SUPPLIED DATA:
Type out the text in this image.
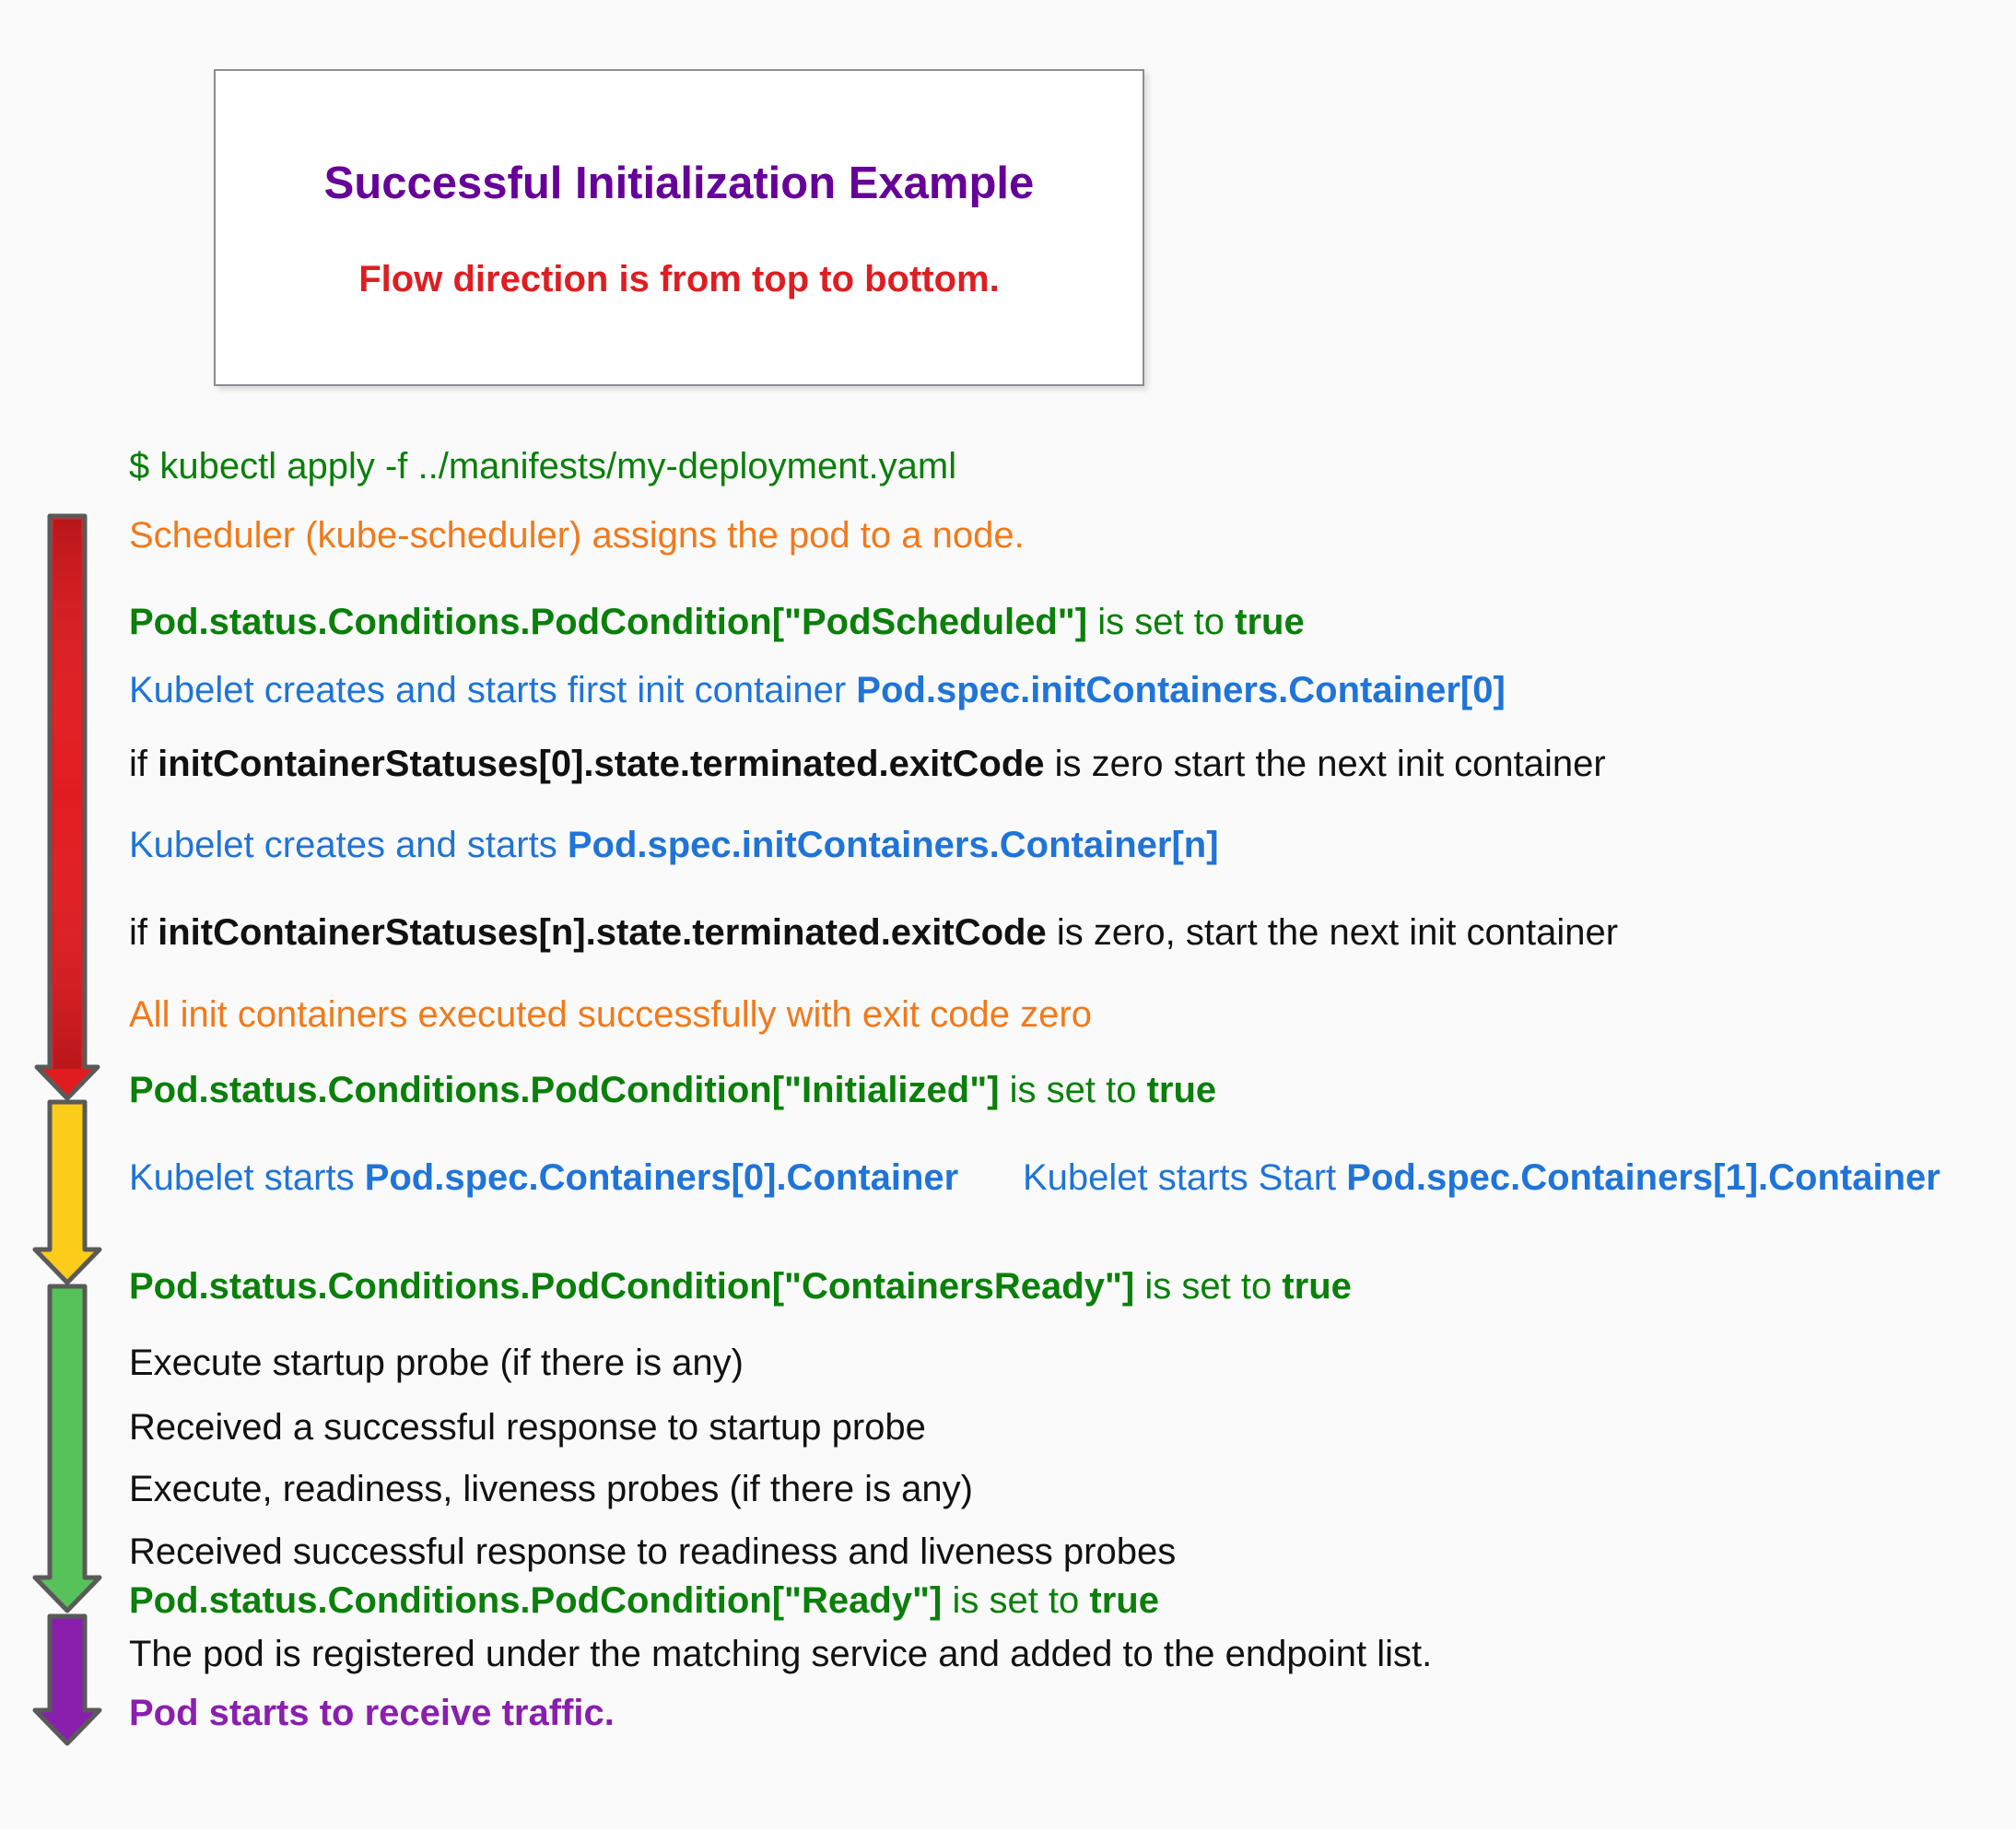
Successful Initialization Example
Flow direction is from top to bottom.
$ kubectl apply -f ../manifests/my-deployment.yaml
Scheduler (kube-scheduler) assigns the pod to a node.
Pod.status.Conditions.PodCondition["PodScheduled"] is set to true
Kubelet creates and starts first init container Pod.spec.initContainers.Container[0]
if initContainerStatuses[0].state.terminated.exitCode is zero start the next init container
Kubelet creates and starts Pod.spec.initContainers.Container[n]
if initContainerStatuses[n].state.terminated.exitCode is zero, start the next init container
All init containers executed successfully with exit code zero
Pod.status.Conditions.PodCondition["Initialized"] is set to true
Kubelet starts Pod.spec.Containers[0].Container Kubelet starts Start Pod.spec.Containers[1].Container
Pod.status.Conditions.PodCondition["ContainersReady"] is set to true
Execute startup probe (if there is any)
Received a successful response to startup probe
Execute, readiness, liveness probes (if there is any)
Received successful response to readiness and liveness probes
Pod.status.Conditions.PodCondition["Ready"] is set to true
The pod is registered under the matching service and added to the endpoint list.
Pod starts to receive traffic.
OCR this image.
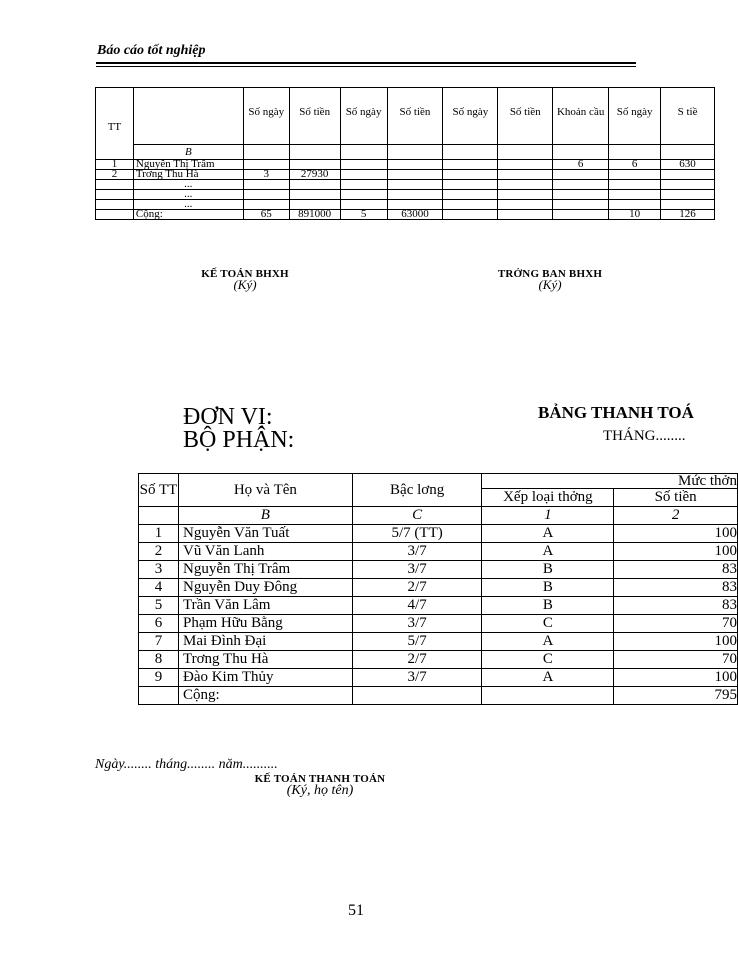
Báo cáo tốt nghiệp
TT		Số ngày	Số tiền	Số ngày	Số tiền	Số ngày	Số tiền	Khoản cầu	Số ngày	S tiề
	B									
1	Nguyễn Thị Trâm							6	6	630
2	Trơng Thu Hà	3	27930							
	...									
	...									
	...									
	Cộng:	65	891000	5	63000				10	126
KẾ TOÁN BHXH
(Ký)
TRỞNG BAN BHXH
(Ký)
ĐƠN VỊ:
BỘ PHẬN:
BẢNG THANH TOÁ
THÁNG........
Số TT	Họ và Tên	Bậc lơng	Mức thởn	
			Xếp loại thởng	Số tiền
	B	C	1	2
1	Nguyễn Văn Tuất	5/7 (TT)	A	100
2	Vũ Văn Lanh	3/7	A	100
3	Nguyễn Thị Trâm	3/7	B	83
4	Nguyễn Duy Đông	2/7	B	83
5	Trần Văn Lâm	4/7	B	83
6	Phạm Hữu Bằng	3/7	C	70
7	Mai Đình Đại	5/7	A	100
8	Trơng Thu Hà	2/7	C	70
9	Đào Kim Thủy	3/7	A	100
	Cộng:			795
Ngày........ tháng........ năm..........
KẾ TOÁN THANH TOÁN
(Ký, họ tên)
51
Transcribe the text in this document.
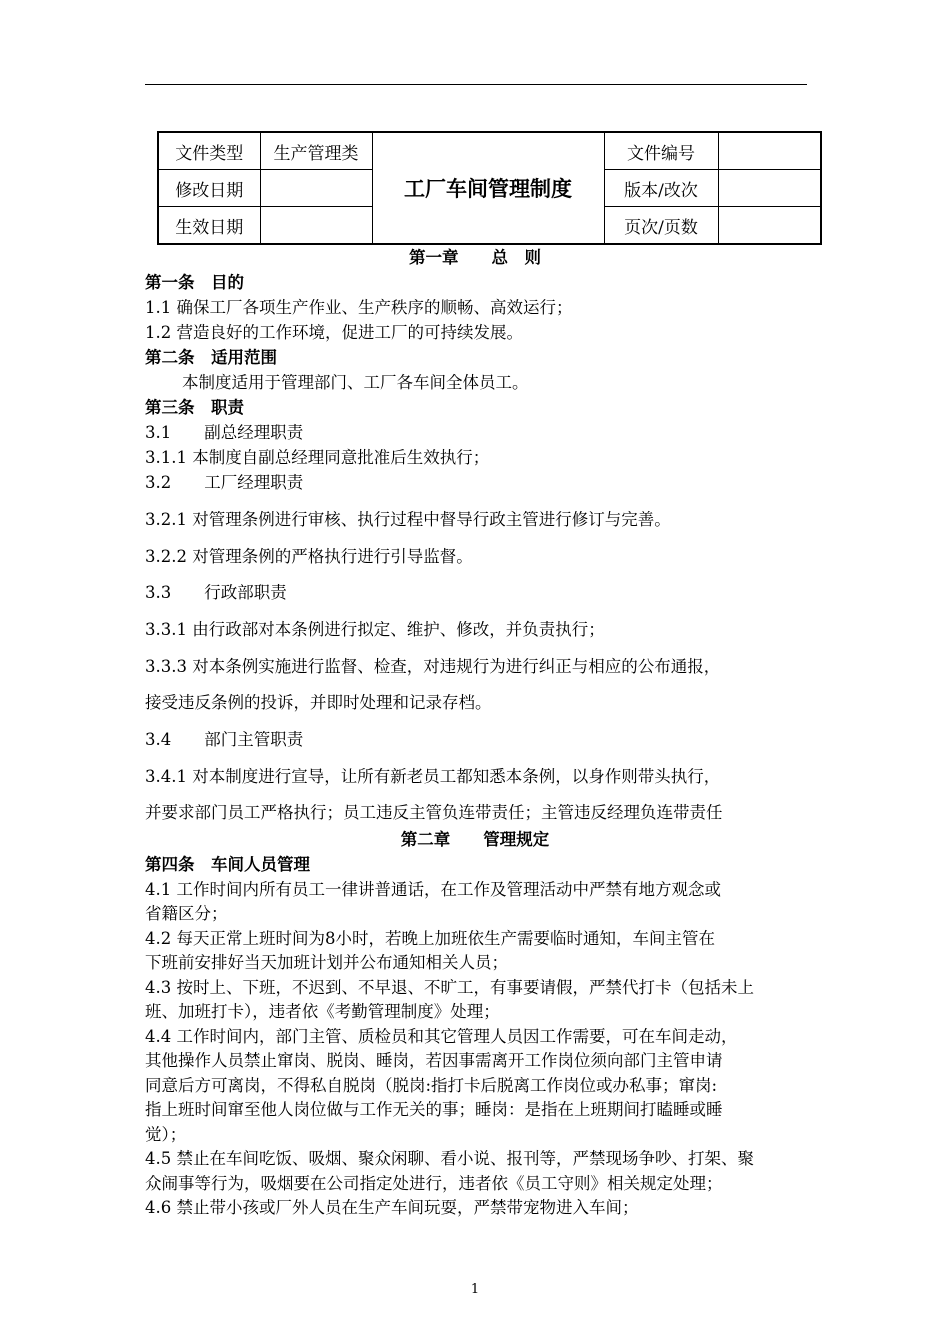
文件类型	生产管理类	工厂车间管理制度	文件编号	
修改日期			版本/改次	
生效日期			页次/页数	
第一章　　总　则
第一条　目的
1.1 确保工厂各项生产作业、生产秩序的顺畅、高效运行；
1.2 营造良好的工作环境，促进工厂的可持续发展。
第二条　适用范围
本制度适用于管理部门、工厂各车间全体员工。
第三条　职责
3.1　　副总经理职责
3.1.1 本制度自副总经理同意批准后生效执行；
3.2　　工厂经理职责
3.2.1 对管理条例进行审核、执行过程中督导行政主管进行修订与完善。
3.2.2 对管理条例的严格执行进行引导监督。
3.3　　行政部职责
3.3.1 由行政部对本条例进行拟定、维护、修改，并负责执行；
3.3.3 对本条例实施进行监督、检查，对违规行为进行纠正与相应的公布通报，
接受违反条例的投诉，并即时处理和记录存档。
3.4　　部门主管职责
3.4.1 对本制度进行宣导，让所有新老员工都知悉本条例，以身作则带头执行，
并要求部门员工严格执行；员工违反主管负连带责任；主管违反经理负连带责任
第二章　　管理规定
第四条　车间人员管理
4.1 工作时间内所有员工一律讲普通话，在工作及管理活动中严禁有地方观念或
省籍区分；
4.2 每天正常上班时间为8小时，若晚上加班依生产需要临时通知，车间主管在
下班前安排好当天加班计划并公布通知相关人员；
4.3 按时上、下班，不迟到、不早退、不旷工，有事要请假，严禁代打卡（包括未上
班、加班打卡），违者依《考勤管理制度》处理；
4.4 工作时间内，部门主管、质检员和其它管理人员因工作需要，可在车间走动，
其他操作人员禁止窜岗、脱岗、睡岗，若因事需离开工作岗位须向部门主管申请
同意后方可离岗，不得私自脱岗（脱岗:指打卡后脱离工作岗位或办私事；窜岗:
指上班时间窜至他人岗位做与工作无关的事；睡岗：是指在上班期间打瞌睡或睡
觉）；
4.5 禁止在车间吃饭、吸烟、聚众闲聊、看小说、报刊等，严禁现场争吵、打架、聚
众闹事等行为，吸烟要在公司指定处进行，违者依《员工守则》相关规定处理；
4.6 禁止带小孩或厂外人员在生产车间玩耍，严禁带宠物进入车间；
1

REQUIREMENTS: Return each line of the data that contains the string "Kubelet".

EXERCISE ANSWER:
Kubelet creates and starts first init container Pod.spec.initContainers.Container[0]
Kubelet creates and starts Pod.spec.initContainers.Container[n]
Kubelet starts Pod.spec.Containers[0].Container Kubelet starts Start Pod.spec.Containers[1].Container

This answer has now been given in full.